▸ **GIVEN ENTRIES**
========
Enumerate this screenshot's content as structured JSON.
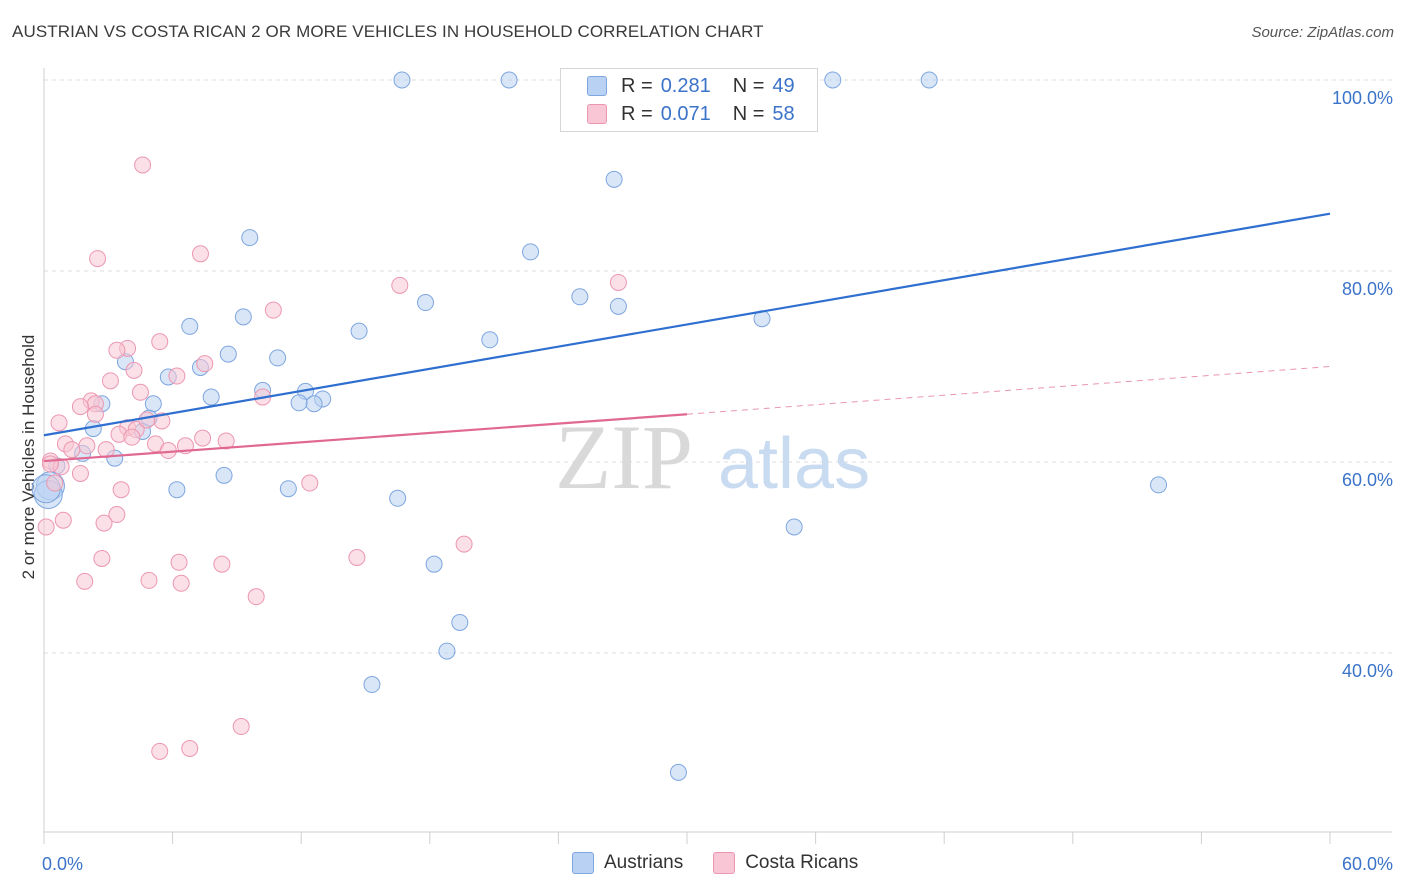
{
  "title": "AUSTRIAN VS COSTA RICAN 2 OR MORE VEHICLES IN HOUSEHOLD CORRELATION CHART",
  "source": "Source: ZipAtlas.com",
  "watermark": {
    "zip": "ZIP",
    "atlas": "atlas"
  },
  "colors": {
    "blue_fill": "#b9d1f3",
    "blue_stroke": "#7ea6df",
    "blue_line": "#2f6fd0",
    "pink_fill": "#f8c6d4",
    "pink_stroke": "#ec97b1",
    "pink_line": "#e06891",
    "axis_label": "#3b73c9",
    "grid": "#dcdcdc"
  },
  "legend": {
    "rows": [
      {
        "r_label": "R =",
        "r_value": "0.281",
        "n_label": "N =",
        "n_value": "49",
        "color": "#b9d1f3",
        "stroke": "#7ea6df"
      },
      {
        "r_label": "R =",
        "r_value": "0.071",
        "n_label": "N =",
        "n_value": "58",
        "color": "#f8c6d4",
        "stroke": "#ec97b1"
      }
    ]
  },
  "bottom_legend": [
    {
      "label": "Austrians",
      "color": "#b9d1f3",
      "stroke": "#7ea6df"
    },
    {
      "label": "Costa Ricans",
      "color": "#f8c6d4",
      "stroke": "#ec97b1"
    }
  ],
  "chart_data": {
    "type": "scatter",
    "title": "AUSTRIAN VS COSTA RICAN 2 OR MORE VEHICLES IN HOUSEHOLD CORRELATION CHART",
    "xlabel": "",
    "ylabel": "2 or more Vehicles in Household",
    "xlim": [
      0,
      60
    ],
    "ylim": [
      20,
      102
    ],
    "x_tick_labels": [
      {
        "value": 0,
        "label": "0.0%"
      },
      {
        "value": 60,
        "label": "60.0%"
      }
    ],
    "y_tick_labels": [
      {
        "value": 100,
        "label": "100.0%"
      },
      {
        "value": 80,
        "label": "80.0%"
      },
      {
        "value": 60,
        "label": "60.0%"
      },
      {
        "value": 40,
        "label": "40.0%"
      }
    ],
    "grid": true,
    "series": [
      {
        "name": "Austrians",
        "points": [
          [
            16.7,
            100.0
          ],
          [
            21.7,
            100.0
          ],
          [
            34.0,
            100.0
          ],
          [
            36.8,
            100.0
          ],
          [
            41.3,
            100.0
          ],
          [
            26.6,
            89.6
          ],
          [
            9.6,
            83.5
          ],
          [
            22.7,
            82.0
          ],
          [
            25.0,
            77.3
          ],
          [
            17.8,
            76.7
          ],
          [
            26.8,
            76.3
          ],
          [
            33.5,
            75.0
          ],
          [
            9.3,
            75.2
          ],
          [
            6.8,
            74.2
          ],
          [
            14.7,
            73.7
          ],
          [
            20.8,
            72.8
          ],
          [
            8.6,
            71.3
          ],
          [
            10.9,
            70.9
          ],
          [
            3.8,
            70.5
          ],
          [
            7.3,
            69.9
          ],
          [
            5.8,
            68.9
          ],
          [
            10.2,
            67.5
          ],
          [
            12.2,
            67.4
          ],
          [
            7.8,
            66.8
          ],
          [
            13.0,
            66.6
          ],
          [
            2.7,
            66.1
          ],
          [
            5.1,
            66.1
          ],
          [
            12.6,
            66.1
          ],
          [
            11.9,
            66.2
          ],
          [
            4.9,
            64.6
          ],
          [
            2.3,
            63.5
          ],
          [
            4.6,
            63.2
          ],
          [
            1.8,
            60.9
          ],
          [
            3.3,
            60.4
          ],
          [
            0.6,
            59.6
          ],
          [
            8.4,
            58.6
          ],
          [
            0.3,
            57.5
          ],
          [
            0.2,
            56.6
          ],
          [
            6.2,
            57.1
          ],
          [
            11.4,
            57.2
          ],
          [
            16.5,
            56.2
          ],
          [
            52.0,
            57.6
          ],
          [
            35.0,
            53.2
          ],
          [
            18.2,
            49.3
          ],
          [
            19.4,
            43.2
          ],
          [
            18.8,
            40.2
          ],
          [
            15.3,
            36.7
          ],
          [
            29.6,
            27.5
          ],
          [
            0.1,
            57.2
          ]
        ]
      },
      {
        "name": "Costa Ricans",
        "points": [
          [
            4.6,
            91.1
          ],
          [
            7.3,
            81.8
          ],
          [
            2.5,
            81.3
          ],
          [
            16.6,
            78.5
          ],
          [
            26.8,
            78.8
          ],
          [
            10.7,
            75.9
          ],
          [
            5.4,
            72.6
          ],
          [
            3.9,
            71.9
          ],
          [
            3.4,
            71.7
          ],
          [
            7.5,
            70.3
          ],
          [
            4.2,
            69.6
          ],
          [
            6.2,
            69.0
          ],
          [
            3.1,
            68.5
          ],
          [
            4.5,
            67.3
          ],
          [
            10.2,
            66.8
          ],
          [
            2.2,
            66.4
          ],
          [
            2.4,
            66.1
          ],
          [
            1.7,
            65.8
          ],
          [
            2.4,
            65.0
          ],
          [
            5.5,
            64.3
          ],
          [
            0.7,
            64.1
          ],
          [
            3.9,
            63.6
          ],
          [
            4.3,
            63.4
          ],
          [
            3.5,
            62.9
          ],
          [
            4.1,
            62.6
          ],
          [
            7.4,
            62.5
          ],
          [
            1.0,
            61.9
          ],
          [
            2.0,
            61.7
          ],
          [
            5.2,
            61.9
          ],
          [
            6.6,
            61.7
          ],
          [
            5.8,
            61.2
          ],
          [
            2.9,
            61.3
          ],
          [
            1.3,
            61.3
          ],
          [
            0.3,
            60.1
          ],
          [
            0.8,
            59.5
          ],
          [
            1.7,
            58.8
          ],
          [
            12.4,
            57.8
          ],
          [
            3.6,
            57.1
          ],
          [
            0.5,
            57.8
          ],
          [
            3.4,
            54.5
          ],
          [
            0.9,
            53.9
          ],
          [
            2.8,
            53.6
          ],
          [
            0.1,
            53.2
          ],
          [
            14.6,
            50.0
          ],
          [
            19.6,
            51.4
          ],
          [
            2.7,
            49.9
          ],
          [
            6.3,
            49.5
          ],
          [
            8.3,
            49.3
          ],
          [
            1.9,
            47.5
          ],
          [
            4.9,
            47.6
          ],
          [
            6.4,
            47.3
          ],
          [
            9.9,
            45.9
          ],
          [
            9.2,
            32.3
          ],
          [
            6.8,
            30.0
          ],
          [
            5.4,
            29.7
          ],
          [
            0.3,
            59.8
          ],
          [
            8.5,
            62.2
          ],
          [
            4.8,
            64.4
          ]
        ]
      }
    ],
    "trend_lines": [
      {
        "series": "Austrians",
        "x0": 0,
        "y0": 62.8,
        "x1": 60,
        "y1": 86.0,
        "style": "solid"
      },
      {
        "series": "Costa Ricans",
        "x0": 0,
        "y0": 60.1,
        "x1": 30,
        "y1": 65.0,
        "style": "solid"
      },
      {
        "series": "Costa Ricans",
        "x0": 30,
        "y0": 65.0,
        "x1": 60,
        "y1": 70.0,
        "style": "dashed"
      }
    ]
  }
}
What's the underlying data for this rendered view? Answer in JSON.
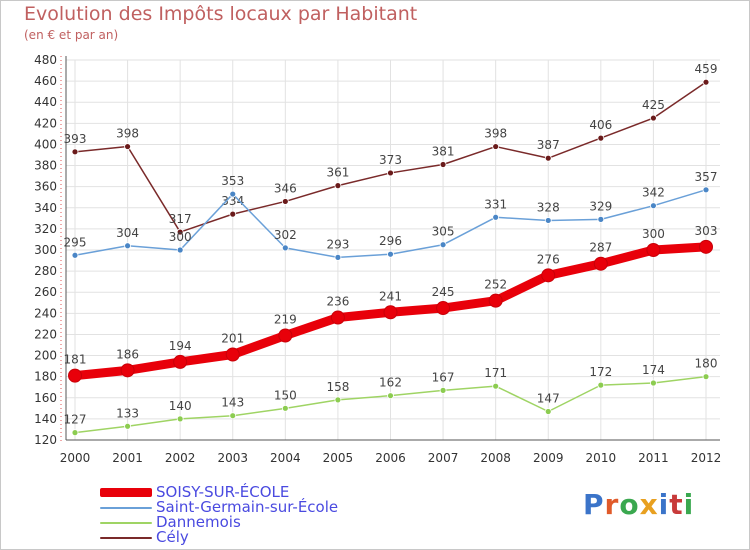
========
▸ **OBJECTIVE**
Copy the records above exactly, leaving out every picture.

▸ **TASK RESPONSE**
Enumerate this screenshot's content as structured JSON.
{
  "title": "AUSTRIAN VS COSTA RICAN 2 OR MORE VEHICLES IN HOUSEHOLD CORRELATION CHART",
  "source": "Source: ZipAtlas.com",
  "watermark": {
    "zip": "ZIP",
    "atlas": "atlas"
  },
  "colors": {
    "blue_fill": "#b9d1f3",
    "blue_stroke": "#7ea6df",
    "blue_line": "#2f6fd0",
    "pink_fill": "#f8c6d4",
    "pink_stroke": "#ec97b1",
    "pink_line": "#e06891",
    "axis_label": "#3b73c9",
    "grid": "#dcdcdc"
  },
  "legend": {
    "rows": [
      {
        "r_label": "R =",
        "r_value": "0.281",
        "n_label": "N =",
        "n_value": "49",
        "color": "#b9d1f3",
        "stroke": "#7ea6df"
      },
      {
        "r_label": "R =",
        "r_value": "0.071",
        "n_label": "N =",
        "n_value": "58",
        "color": "#f8c6d4",
        "stroke": "#ec97b1"
      }
    ]
  },
  "bottom_legend": [
    {
      "label": "Austrians",
      "color": "#b9d1f3",
      "stroke": "#7ea6df"
    },
    {
      "label": "Costa Ricans",
      "color": "#f8c6d4",
      "stroke": "#ec97b1"
    }
  ],
  "chart_data": {
    "type": "scatter",
    "title": "AUSTRIAN VS COSTA RICAN 2 OR MORE VEHICLES IN HOUSEHOLD CORRELATION CHART",
    "xlabel": "",
    "ylabel": "2 or more Vehicles in Household",
    "xlim": [
      0,
      60
    ],
    "ylim": [
      20,
      102
    ],
    "x_tick_labels": [
      {
        "value": 0,
        "label": "0.0%"
      },
      {
        "value": 60,
        "label": "60.0%"
      }
    ],
    "y_tick_labels": [
      {
        "value": 100,
        "label": "100.0%"
      },
      {
        "value": 80,
        "label": "80.0%"
      },
      {
        "value": 60,
        "label": "60.0%"
      },
      {
        "value": 40,
        "label": "40.0%"
      }
    ],
    "grid": true,
    "series": [
      {
        "name": "Austrians",
        "points": [
          [
            16.7,
            100.0
          ],
          [
            21.7,
            100.0
          ],
          [
            34.0,
            100.0
          ],
          [
            36.8,
            100.0
          ],
          [
            41.3,
            100.0
          ],
          [
            26.6,
            89.6
          ],
          [
            9.6,
            83.5
          ],
          [
            22.7,
            82.0
          ],
          [
            25.0,
            77.3
          ],
          [
            17.8,
            76.7
          ],
          [
            26.8,
            76.3
          ],
          [
            33.5,
            75.0
          ],
          [
            9.3,
            75.2
          ],
          [
            6.8,
            74.2
          ],
          [
            14.7,
            73.7
          ],
          [
            20.8,
            72.8
          ],
          [
            8.6,
            71.3
          ],
          [
            10.9,
            70.9
          ],
          [
            3.8,
            70.5
          ],
          [
            7.3,
            69.9
          ],
          [
            5.8,
            68.9
          ],
          [
            10.2,
            67.5
          ],
          [
            12.2,
            67.4
          ],
          [
            7.8,
            66.8
          ],
          [
            13.0,
            66.6
          ],
          [
            2.7,
            66.1
          ],
          [
            5.1,
            66.1
          ],
          [
            12.6,
            66.1
          ],
          [
            11.9,
            66.2
          ],
          [
            4.9,
            64.6
          ],
          [
            2.3,
            63.5
          ],
          [
            4.6,
            63.2
          ],
          [
            1.8,
            60.9
          ],
          [
            3.3,
            60.4
          ],
          [
            0.6,
            59.6
          ],
          [
            8.4,
            58.6
          ],
          [
            0.3,
            57.5
          ],
          [
            0.2,
            56.6
          ],
          [
            6.2,
            57.1
          ],
          [
            11.4,
            57.2
          ],
          [
            16.5,
            56.2
          ],
          [
            52.0,
            57.6
          ],
          [
            35.0,
            53.2
          ],
          [
            18.2,
            49.3
          ],
          [
            19.4,
            43.2
          ],
          [
            18.8,
            40.2
          ],
          [
            15.3,
            36.7
          ],
          [
            29.6,
            27.5
          ],
          [
            0.1,
            57.2
          ]
        ]
      },
      {
        "name": "Costa Ricans",
        "points": [
          [
            4.6,
            91.1
          ],
          [
            7.3,
            81.8
          ],
          [
            2.5,
            81.3
          ],
          [
            16.6,
            78.5
          ],
          [
            26.8,
            78.8
          ],
          [
            10.7,
            75.9
          ],
          [
            5.4,
            72.6
          ],
          [
            3.9,
            71.9
          ],
          [
            3.4,
            71.7
          ],
          [
            7.5,
            70.3
          ],
          [
            4.2,
            69.6
          ],
          [
            6.2,
            69.0
          ],
          [
            3.1,
            68.5
          ],
          [
            4.5,
            67.3
          ],
          [
            10.2,
            66.8
          ],
          [
            2.2,
            66.4
          ],
          [
            2.4,
            66.1
          ],
          [
            1.7,
            65.8
          ],
          [
            2.4,
            65.0
          ],
          [
            5.5,
            64.3
          ],
          [
            0.7,
            64.1
          ],
          [
            3.9,
            63.6
          ],
          [
            4.3,
            63.4
          ],
          [
            3.5,
            62.9
          ],
          [
            4.1,
            62.6
          ],
          [
            7.4,
            62.5
          ],
          [
            1.0,
            61.9
          ],
          [
            2.0,
            61.7
          ],
          [
            5.2,
            61.9
          ],
          [
            6.6,
            61.7
          ],
          [
            5.8,
            61.2
          ],
          [
            2.9,
            61.3
          ],
          [
            1.3,
            61.3
          ],
          [
            0.3,
            60.1
          ],
          [
            0.8,
            59.5
          ],
          [
            1.7,
            58.8
          ],
          [
            12.4,
            57.8
          ],
          [
            3.6,
            57.1
          ],
          [
            0.5,
            57.8
          ],
          [
            3.4,
            54.5
          ],
          [
            0.9,
            53.9
          ],
          [
            2.8,
            53.6
          ],
          [
            0.1,
            53.2
          ],
          [
            14.6,
            50.0
          ],
          [
            19.6,
            51.4
          ],
          [
            2.7,
            49.9
          ],
          [
            6.3,
            49.5
          ],
          [
            8.3,
            49.3
          ],
          [
            1.9,
            47.5
          ],
          [
            4.9,
            47.6
          ],
          [
            6.4,
            47.3
          ],
          [
            9.9,
            45.9
          ],
          [
            9.2,
            32.3
          ],
          [
            6.8,
            30.0
          ],
          [
            5.4,
            29.7
          ],
          [
            0.3,
            59.8
          ],
          [
            8.5,
            62.2
          ],
          [
            4.8,
            64.4
          ]
        ]
      }
    ],
    "trend_lines": [
      {
        "series": "Austrians",
        "x0": 0,
        "y0": 62.8,
        "x1": 60,
        "y1": 86.0,
        "style": "solid"
      },
      {
        "series": "Costa Ricans",
        "x0": 0,
        "y0": 60.1,
        "x1": 30,
        "y1": 65.0,
        "style": "solid"
      },
      {
        "series": "Costa Ricans",
        "x0": 30,
        "y0": 65.0,
        "x1": 60,
        "y1": 70.0,
        "style": "dashed"
      }
    ]
  }
}
What's the underlying data for this rendered view? Answer in JSON.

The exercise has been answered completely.